■ Stored data:
[Begin]

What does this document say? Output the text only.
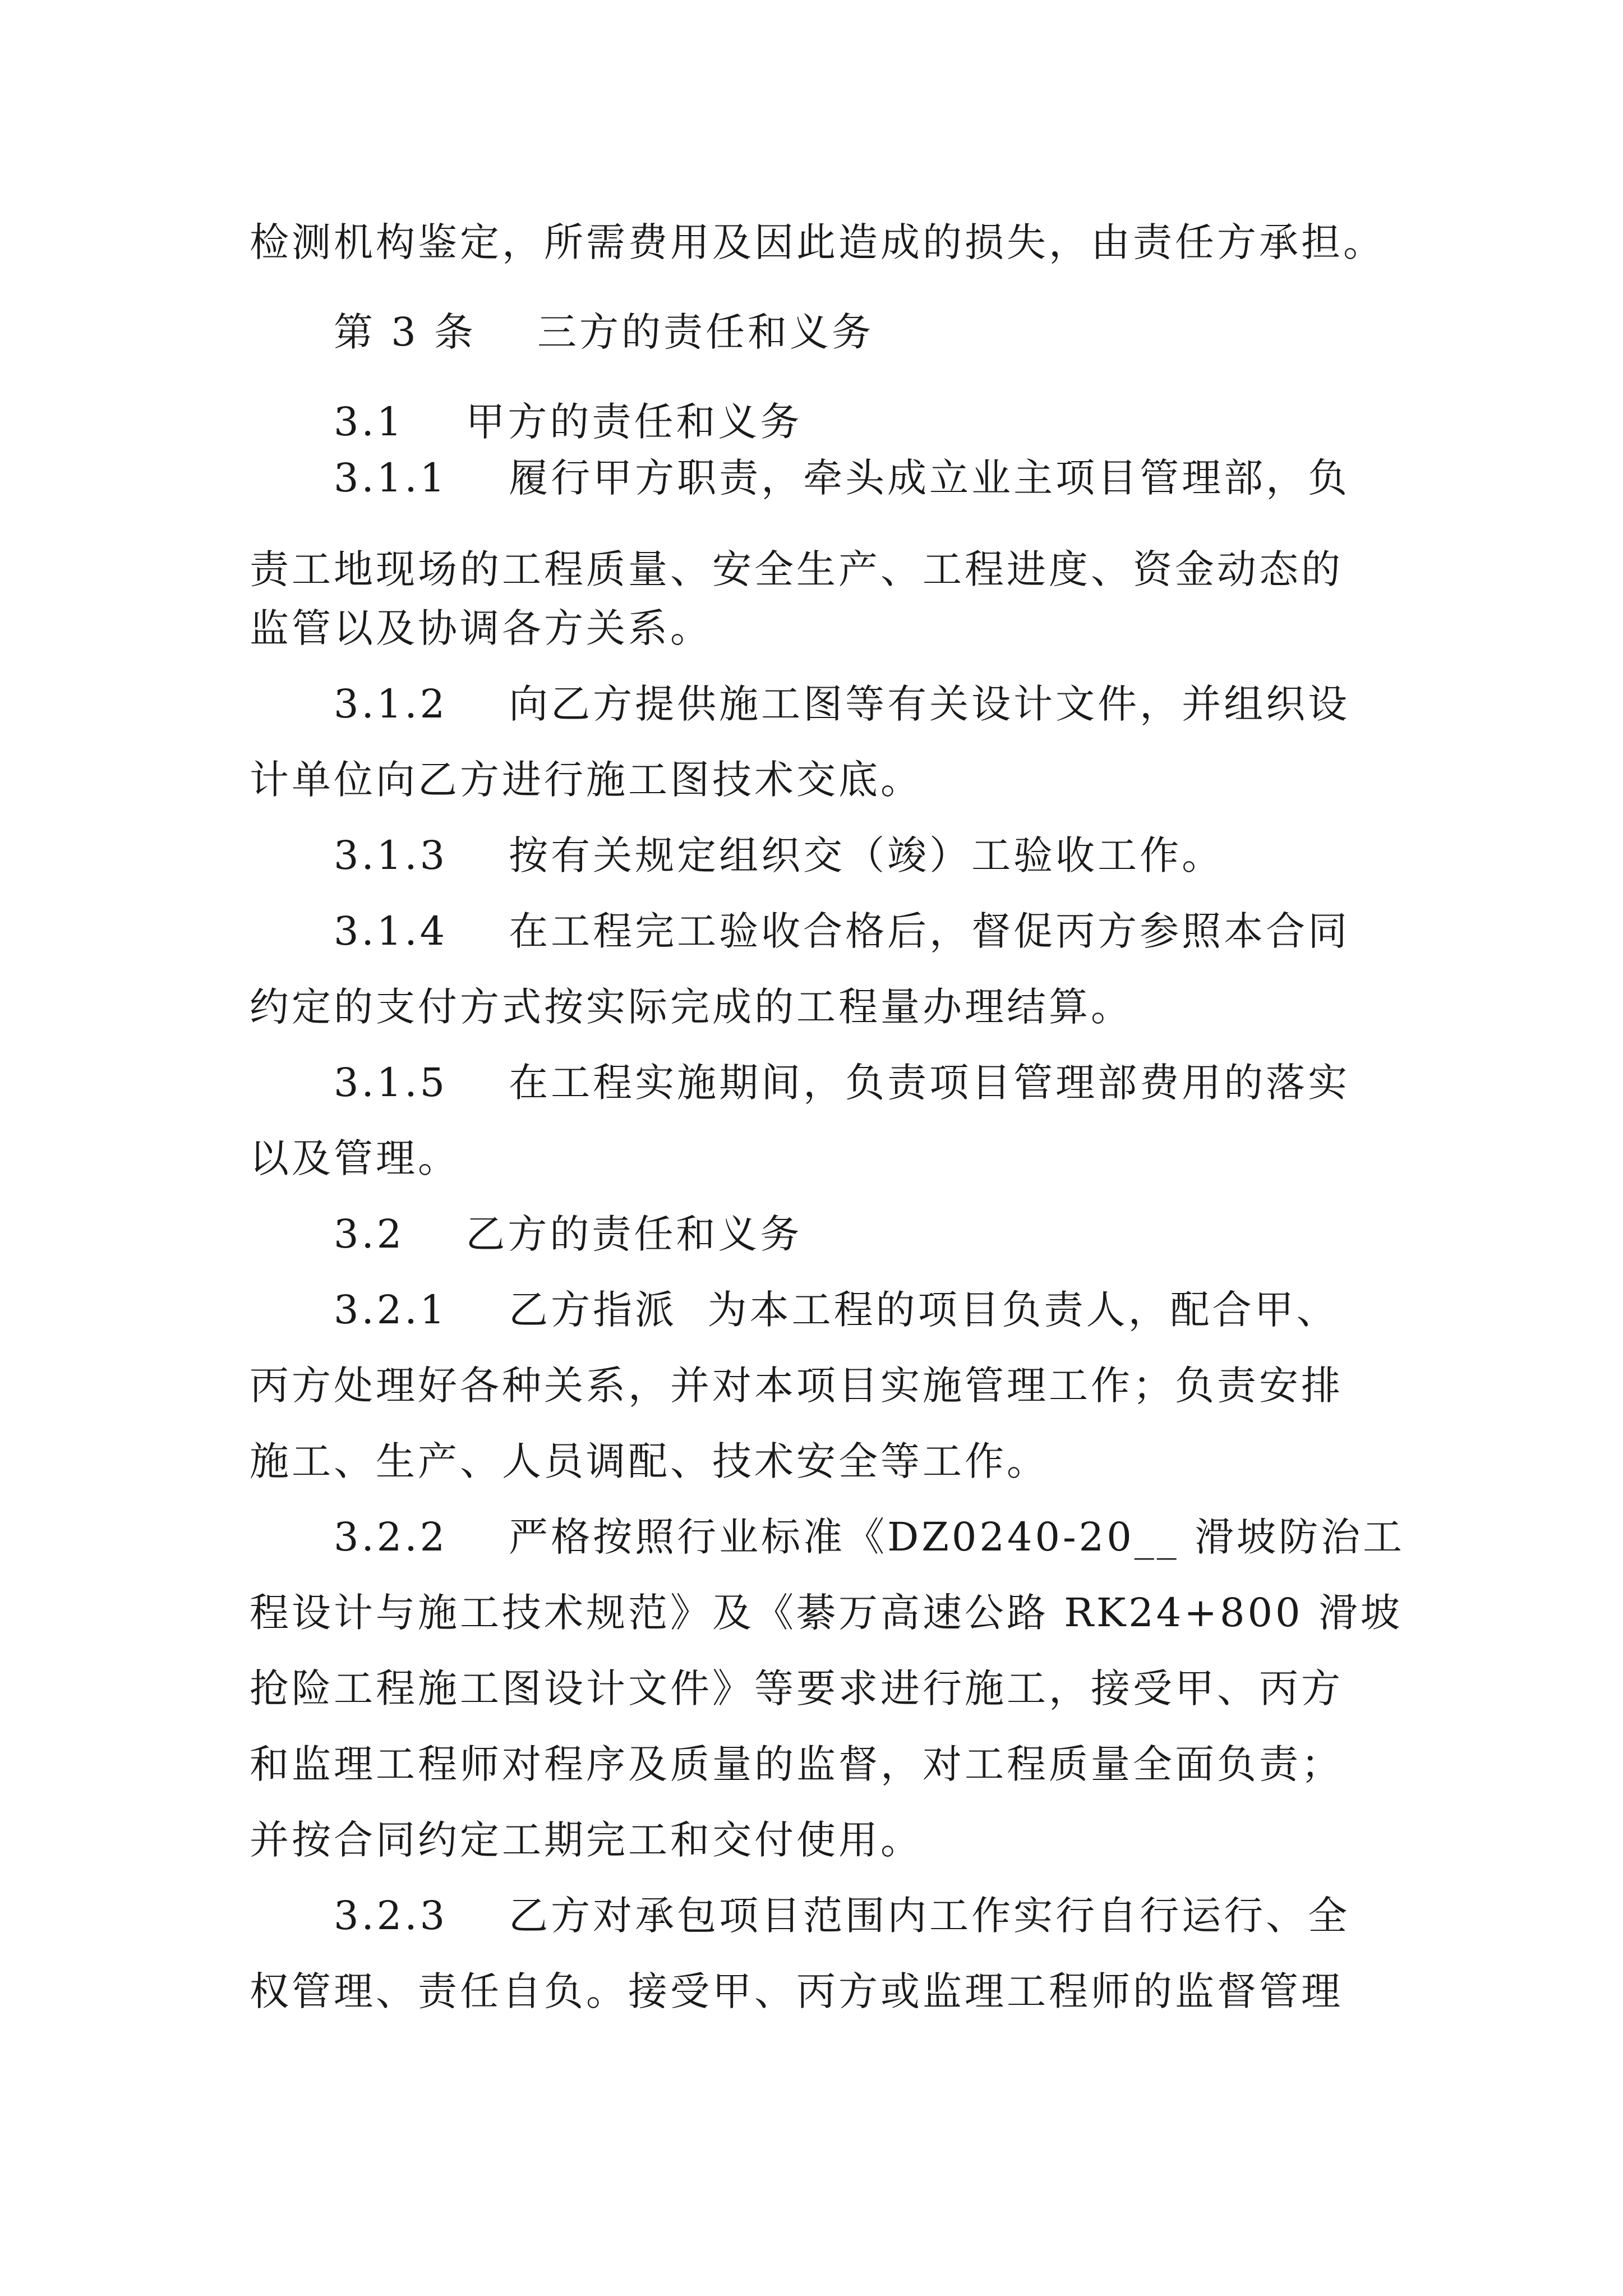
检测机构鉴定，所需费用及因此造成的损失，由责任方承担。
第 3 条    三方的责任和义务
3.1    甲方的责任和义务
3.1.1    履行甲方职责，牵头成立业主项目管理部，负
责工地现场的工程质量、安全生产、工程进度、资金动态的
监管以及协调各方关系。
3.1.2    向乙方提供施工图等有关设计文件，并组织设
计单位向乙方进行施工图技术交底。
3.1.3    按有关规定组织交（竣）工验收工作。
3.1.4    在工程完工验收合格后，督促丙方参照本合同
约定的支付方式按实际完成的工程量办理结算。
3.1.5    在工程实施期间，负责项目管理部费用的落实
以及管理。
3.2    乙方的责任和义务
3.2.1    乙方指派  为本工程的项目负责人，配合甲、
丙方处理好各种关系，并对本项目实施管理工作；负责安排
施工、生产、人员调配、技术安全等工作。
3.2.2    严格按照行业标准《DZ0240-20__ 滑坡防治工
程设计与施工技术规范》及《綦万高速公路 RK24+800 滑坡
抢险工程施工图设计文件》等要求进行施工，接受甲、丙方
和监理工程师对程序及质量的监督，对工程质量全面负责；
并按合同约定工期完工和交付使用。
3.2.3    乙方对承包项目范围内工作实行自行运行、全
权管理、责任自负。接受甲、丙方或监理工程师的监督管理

[End]
[Begin]

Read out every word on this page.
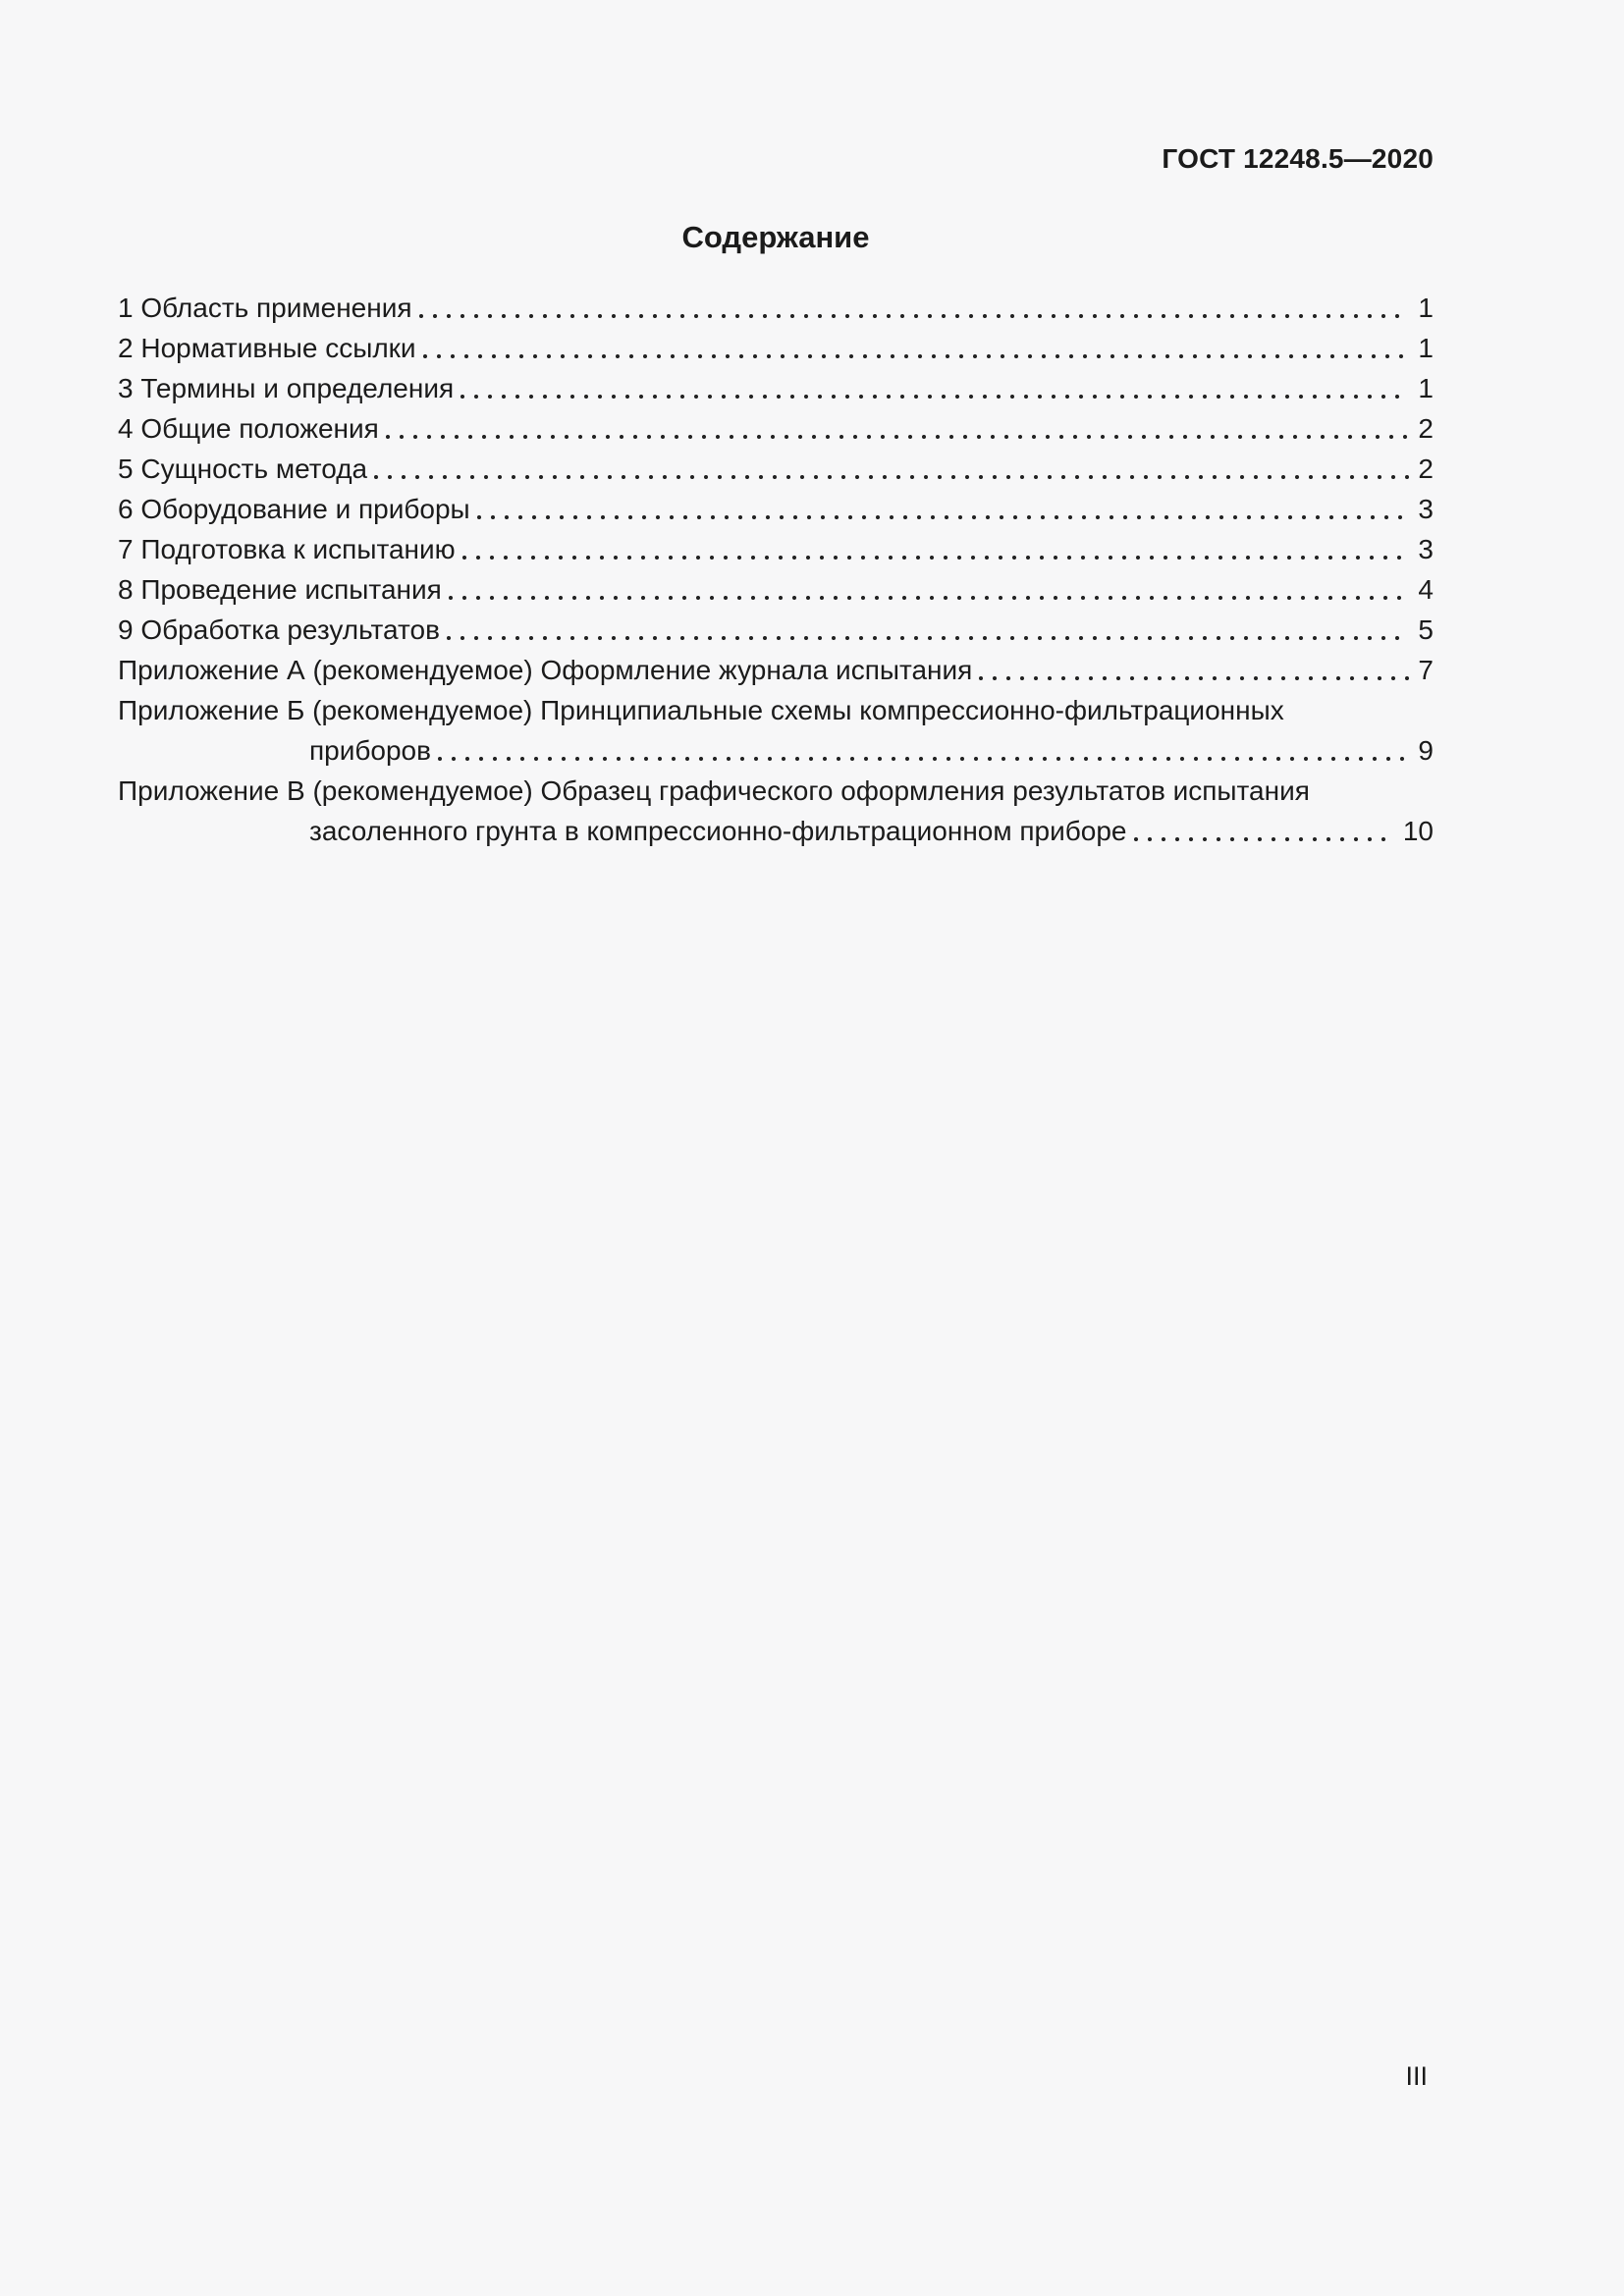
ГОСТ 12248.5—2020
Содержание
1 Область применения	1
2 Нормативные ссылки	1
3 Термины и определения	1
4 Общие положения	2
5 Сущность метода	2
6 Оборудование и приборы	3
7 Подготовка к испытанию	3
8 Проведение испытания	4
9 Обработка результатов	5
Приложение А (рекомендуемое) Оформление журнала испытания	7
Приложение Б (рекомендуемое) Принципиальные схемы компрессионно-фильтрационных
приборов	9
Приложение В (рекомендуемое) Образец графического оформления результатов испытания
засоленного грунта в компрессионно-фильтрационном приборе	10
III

[End]

■ STATED GOAL: Say the number of lines in the listing that hold "рекомендуемое", with no added words.

■ THE RESULT: 3